** start DATA LISTING **

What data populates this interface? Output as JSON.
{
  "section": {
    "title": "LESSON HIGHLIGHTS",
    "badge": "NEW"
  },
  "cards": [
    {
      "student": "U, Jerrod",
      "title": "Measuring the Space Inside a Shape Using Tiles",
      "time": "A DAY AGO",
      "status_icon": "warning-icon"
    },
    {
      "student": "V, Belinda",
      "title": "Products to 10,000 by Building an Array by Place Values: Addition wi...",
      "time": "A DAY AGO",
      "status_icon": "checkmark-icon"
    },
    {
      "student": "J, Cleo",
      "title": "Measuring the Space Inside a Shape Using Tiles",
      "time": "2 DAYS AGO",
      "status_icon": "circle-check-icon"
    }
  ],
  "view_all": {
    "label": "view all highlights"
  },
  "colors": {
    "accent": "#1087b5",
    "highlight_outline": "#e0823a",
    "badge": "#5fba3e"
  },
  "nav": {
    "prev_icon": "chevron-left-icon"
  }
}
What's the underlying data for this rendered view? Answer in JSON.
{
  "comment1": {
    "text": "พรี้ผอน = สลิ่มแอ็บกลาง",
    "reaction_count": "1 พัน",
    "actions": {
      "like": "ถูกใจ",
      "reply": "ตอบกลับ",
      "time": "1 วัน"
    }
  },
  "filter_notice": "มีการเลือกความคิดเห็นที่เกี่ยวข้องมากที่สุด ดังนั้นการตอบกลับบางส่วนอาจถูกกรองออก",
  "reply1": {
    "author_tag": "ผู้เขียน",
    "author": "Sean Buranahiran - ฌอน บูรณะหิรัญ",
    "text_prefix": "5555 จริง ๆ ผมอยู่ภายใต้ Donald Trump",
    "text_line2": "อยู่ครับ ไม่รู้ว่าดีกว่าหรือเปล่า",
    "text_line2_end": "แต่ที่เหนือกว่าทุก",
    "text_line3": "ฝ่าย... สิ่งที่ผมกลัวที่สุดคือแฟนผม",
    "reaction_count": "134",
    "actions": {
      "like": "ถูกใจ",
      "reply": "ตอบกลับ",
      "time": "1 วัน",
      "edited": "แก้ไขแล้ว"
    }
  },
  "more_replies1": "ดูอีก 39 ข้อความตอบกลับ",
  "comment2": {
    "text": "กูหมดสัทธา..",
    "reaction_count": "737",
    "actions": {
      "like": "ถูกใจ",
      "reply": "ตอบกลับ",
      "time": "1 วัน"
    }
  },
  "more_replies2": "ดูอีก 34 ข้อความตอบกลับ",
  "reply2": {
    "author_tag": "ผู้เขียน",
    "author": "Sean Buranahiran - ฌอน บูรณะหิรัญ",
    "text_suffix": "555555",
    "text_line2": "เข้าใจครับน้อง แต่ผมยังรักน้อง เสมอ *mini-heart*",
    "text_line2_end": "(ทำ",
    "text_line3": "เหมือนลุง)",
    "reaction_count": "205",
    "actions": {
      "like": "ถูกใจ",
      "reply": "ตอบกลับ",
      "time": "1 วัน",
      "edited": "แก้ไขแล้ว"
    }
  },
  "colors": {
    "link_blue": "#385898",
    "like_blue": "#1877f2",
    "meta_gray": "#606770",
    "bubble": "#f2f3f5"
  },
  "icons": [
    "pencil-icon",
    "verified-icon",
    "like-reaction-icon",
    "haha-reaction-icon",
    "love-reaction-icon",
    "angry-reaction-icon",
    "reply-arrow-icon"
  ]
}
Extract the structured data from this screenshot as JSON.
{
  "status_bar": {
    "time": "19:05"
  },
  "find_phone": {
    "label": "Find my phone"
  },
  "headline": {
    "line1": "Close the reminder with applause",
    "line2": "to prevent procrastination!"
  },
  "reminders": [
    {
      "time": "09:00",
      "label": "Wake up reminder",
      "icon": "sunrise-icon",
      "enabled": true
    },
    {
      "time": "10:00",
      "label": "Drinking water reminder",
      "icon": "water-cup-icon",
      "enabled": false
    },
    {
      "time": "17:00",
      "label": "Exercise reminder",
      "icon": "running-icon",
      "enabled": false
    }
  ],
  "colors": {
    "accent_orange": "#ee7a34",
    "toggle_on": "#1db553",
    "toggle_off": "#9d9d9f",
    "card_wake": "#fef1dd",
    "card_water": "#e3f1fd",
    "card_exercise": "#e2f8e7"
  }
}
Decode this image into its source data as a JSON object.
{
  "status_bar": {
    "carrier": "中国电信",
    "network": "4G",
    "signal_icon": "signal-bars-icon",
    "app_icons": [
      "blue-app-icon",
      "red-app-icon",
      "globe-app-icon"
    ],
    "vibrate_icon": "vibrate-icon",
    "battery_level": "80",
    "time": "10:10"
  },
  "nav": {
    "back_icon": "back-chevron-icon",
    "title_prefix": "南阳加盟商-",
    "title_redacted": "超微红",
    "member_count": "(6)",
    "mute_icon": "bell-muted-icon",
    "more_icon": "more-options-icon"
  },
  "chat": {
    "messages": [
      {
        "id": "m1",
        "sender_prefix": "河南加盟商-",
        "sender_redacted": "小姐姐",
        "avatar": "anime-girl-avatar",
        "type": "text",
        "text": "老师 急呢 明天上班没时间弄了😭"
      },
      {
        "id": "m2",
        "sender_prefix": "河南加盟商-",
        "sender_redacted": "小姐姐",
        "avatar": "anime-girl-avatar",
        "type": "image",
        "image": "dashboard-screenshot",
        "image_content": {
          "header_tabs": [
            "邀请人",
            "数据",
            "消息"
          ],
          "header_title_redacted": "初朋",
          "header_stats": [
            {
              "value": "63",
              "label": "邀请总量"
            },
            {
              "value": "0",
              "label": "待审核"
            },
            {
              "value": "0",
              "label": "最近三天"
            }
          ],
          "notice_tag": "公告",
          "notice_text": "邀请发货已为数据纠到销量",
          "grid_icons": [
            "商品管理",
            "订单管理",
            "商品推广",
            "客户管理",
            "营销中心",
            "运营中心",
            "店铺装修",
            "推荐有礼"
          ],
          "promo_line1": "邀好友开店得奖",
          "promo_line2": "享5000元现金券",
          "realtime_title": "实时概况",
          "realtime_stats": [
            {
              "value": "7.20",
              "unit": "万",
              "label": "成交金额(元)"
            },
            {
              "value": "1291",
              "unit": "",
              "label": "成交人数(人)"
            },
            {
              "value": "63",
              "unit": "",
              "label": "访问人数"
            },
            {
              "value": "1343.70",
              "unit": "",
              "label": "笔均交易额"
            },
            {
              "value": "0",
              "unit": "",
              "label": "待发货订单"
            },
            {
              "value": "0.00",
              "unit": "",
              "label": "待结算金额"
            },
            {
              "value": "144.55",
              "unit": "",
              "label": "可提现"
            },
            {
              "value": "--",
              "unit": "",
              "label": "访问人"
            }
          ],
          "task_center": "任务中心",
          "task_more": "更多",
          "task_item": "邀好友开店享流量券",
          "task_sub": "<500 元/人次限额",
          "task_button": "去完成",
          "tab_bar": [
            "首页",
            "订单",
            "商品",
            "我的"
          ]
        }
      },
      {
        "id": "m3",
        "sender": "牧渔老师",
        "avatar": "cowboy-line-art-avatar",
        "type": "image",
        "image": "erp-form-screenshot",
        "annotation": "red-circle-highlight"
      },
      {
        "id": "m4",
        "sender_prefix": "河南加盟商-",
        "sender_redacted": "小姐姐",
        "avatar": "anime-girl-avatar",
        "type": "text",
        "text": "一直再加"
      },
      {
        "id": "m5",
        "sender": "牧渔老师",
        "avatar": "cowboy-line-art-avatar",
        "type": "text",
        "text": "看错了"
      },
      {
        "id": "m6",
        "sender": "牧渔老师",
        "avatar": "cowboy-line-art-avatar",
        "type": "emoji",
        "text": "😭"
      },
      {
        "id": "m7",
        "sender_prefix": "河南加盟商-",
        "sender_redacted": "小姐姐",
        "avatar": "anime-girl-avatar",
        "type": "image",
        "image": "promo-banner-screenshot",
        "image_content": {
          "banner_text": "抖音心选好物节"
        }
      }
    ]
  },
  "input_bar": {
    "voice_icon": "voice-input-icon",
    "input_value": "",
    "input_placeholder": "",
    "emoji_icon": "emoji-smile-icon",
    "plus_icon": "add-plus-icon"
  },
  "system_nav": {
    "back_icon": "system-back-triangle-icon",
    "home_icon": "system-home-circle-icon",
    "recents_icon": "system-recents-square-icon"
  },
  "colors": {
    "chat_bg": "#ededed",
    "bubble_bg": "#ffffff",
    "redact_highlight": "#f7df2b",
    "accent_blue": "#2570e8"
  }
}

** end DATA LISTING **

> **SHORT EXERCISE**: Write out every line of the data that holds the word "screenshot".

> **THE COMPLETED TASK**:
Extract the structured data from this screenshot as JSON.
        "image": "dashboard-screenshot",
        "image": "erp-form-screenshot",
        "image": "promo-banner-screenshot",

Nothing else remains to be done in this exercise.